[Extracted data entries]
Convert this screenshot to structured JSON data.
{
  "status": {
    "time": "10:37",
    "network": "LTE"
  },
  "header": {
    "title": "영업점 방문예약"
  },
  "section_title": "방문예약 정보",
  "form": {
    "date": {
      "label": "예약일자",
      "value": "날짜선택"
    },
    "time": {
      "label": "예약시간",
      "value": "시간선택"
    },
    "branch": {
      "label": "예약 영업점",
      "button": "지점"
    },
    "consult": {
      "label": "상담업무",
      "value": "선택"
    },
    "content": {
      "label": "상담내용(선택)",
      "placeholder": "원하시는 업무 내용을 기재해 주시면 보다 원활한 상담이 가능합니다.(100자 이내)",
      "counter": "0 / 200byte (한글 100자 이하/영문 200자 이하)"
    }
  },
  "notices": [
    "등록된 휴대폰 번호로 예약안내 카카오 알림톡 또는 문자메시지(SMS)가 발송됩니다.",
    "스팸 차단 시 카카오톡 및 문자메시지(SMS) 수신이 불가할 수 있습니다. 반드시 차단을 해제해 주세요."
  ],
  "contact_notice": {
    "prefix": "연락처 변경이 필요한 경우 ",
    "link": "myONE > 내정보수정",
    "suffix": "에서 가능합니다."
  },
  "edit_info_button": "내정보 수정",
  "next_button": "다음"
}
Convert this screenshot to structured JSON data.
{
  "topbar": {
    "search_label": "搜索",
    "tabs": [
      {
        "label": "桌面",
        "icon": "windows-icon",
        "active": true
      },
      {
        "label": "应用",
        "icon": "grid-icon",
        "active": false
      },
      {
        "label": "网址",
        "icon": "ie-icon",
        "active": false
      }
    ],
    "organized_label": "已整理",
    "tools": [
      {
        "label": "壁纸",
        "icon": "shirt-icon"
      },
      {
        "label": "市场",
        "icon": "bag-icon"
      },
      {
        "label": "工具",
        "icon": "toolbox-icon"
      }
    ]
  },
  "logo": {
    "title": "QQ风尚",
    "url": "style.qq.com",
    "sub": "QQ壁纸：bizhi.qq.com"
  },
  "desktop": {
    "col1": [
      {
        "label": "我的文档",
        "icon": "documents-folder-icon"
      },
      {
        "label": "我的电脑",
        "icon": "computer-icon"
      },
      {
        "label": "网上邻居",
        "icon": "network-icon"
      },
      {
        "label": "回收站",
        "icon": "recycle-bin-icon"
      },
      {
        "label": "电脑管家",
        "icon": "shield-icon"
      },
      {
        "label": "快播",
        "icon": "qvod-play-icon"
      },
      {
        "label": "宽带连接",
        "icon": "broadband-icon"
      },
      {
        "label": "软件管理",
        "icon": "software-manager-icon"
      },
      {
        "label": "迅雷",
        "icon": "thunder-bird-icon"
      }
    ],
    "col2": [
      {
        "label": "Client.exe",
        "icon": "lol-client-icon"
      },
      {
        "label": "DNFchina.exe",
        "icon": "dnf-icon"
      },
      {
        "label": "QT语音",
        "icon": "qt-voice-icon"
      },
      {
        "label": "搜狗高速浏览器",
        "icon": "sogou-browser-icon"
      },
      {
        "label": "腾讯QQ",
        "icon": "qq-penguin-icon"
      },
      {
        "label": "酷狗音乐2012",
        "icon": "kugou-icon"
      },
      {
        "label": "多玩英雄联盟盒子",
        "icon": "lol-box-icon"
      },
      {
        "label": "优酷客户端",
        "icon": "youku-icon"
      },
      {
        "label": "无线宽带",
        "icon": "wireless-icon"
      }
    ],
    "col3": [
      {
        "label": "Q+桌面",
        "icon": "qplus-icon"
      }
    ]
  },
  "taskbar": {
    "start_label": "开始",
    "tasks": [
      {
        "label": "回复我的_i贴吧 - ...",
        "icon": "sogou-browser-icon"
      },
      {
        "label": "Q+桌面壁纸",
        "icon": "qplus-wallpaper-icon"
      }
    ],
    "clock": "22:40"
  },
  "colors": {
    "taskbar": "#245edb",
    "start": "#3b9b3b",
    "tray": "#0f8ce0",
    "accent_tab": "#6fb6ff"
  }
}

--

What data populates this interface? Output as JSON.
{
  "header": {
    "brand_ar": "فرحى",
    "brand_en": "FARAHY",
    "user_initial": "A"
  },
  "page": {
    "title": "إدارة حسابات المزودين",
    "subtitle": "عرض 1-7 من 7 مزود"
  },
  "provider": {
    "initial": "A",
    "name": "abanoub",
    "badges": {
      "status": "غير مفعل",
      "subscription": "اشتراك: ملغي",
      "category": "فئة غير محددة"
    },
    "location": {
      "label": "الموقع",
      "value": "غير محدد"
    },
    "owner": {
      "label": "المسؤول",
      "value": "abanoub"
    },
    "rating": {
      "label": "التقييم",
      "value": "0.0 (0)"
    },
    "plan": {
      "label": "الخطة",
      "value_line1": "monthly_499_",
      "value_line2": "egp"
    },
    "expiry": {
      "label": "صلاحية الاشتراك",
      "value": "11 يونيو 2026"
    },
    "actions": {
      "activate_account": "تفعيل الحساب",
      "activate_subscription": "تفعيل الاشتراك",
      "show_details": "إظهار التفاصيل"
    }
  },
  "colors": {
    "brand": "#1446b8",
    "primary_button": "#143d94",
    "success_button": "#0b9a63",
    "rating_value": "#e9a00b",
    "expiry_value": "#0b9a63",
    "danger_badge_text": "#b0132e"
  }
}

...

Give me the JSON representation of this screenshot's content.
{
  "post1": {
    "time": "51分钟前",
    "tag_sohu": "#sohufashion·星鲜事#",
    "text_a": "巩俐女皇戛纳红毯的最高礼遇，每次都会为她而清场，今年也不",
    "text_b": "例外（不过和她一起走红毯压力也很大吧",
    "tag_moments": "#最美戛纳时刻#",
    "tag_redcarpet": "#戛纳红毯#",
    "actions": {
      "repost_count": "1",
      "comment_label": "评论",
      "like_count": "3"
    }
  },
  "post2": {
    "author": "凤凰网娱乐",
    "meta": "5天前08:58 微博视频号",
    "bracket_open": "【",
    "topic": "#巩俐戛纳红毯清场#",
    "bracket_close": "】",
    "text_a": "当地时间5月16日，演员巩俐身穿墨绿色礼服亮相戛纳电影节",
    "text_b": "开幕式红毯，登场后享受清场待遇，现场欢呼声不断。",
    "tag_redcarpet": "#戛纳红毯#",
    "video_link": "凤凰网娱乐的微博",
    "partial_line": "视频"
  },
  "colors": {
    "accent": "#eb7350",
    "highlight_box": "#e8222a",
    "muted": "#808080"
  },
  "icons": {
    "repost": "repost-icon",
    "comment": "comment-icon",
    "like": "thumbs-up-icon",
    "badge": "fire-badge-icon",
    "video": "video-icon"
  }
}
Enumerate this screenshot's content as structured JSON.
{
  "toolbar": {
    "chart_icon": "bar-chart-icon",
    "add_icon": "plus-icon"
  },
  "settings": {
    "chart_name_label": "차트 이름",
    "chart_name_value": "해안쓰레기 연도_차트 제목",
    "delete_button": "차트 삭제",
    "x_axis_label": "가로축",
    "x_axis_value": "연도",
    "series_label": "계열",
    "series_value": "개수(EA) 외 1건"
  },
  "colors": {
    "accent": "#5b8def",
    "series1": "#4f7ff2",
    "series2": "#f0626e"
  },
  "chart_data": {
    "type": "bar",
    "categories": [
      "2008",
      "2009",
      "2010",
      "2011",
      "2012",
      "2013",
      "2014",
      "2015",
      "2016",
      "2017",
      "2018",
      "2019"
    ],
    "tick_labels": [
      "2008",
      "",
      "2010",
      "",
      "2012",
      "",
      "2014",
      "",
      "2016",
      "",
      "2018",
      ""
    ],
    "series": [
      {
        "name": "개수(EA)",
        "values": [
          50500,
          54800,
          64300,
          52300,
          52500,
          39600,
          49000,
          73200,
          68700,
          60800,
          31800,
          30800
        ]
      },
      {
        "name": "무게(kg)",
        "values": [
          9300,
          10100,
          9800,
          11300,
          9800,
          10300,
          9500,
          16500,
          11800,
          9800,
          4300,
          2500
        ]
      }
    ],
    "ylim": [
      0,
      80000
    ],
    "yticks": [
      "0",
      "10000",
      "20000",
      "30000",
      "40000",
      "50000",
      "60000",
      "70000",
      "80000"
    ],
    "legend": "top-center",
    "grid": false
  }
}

— Goal —
Identify all lines where the word "this" shows up. Copy them.

— Written solution —
Convert this screenshot to structured JSON data.
Convert this screenshot to structured JSON data.
What data populates this interface? Output as JSON.
Give me the JSON representation of this screenshot's content.
Enumerate this screenshot's content as structured JSON.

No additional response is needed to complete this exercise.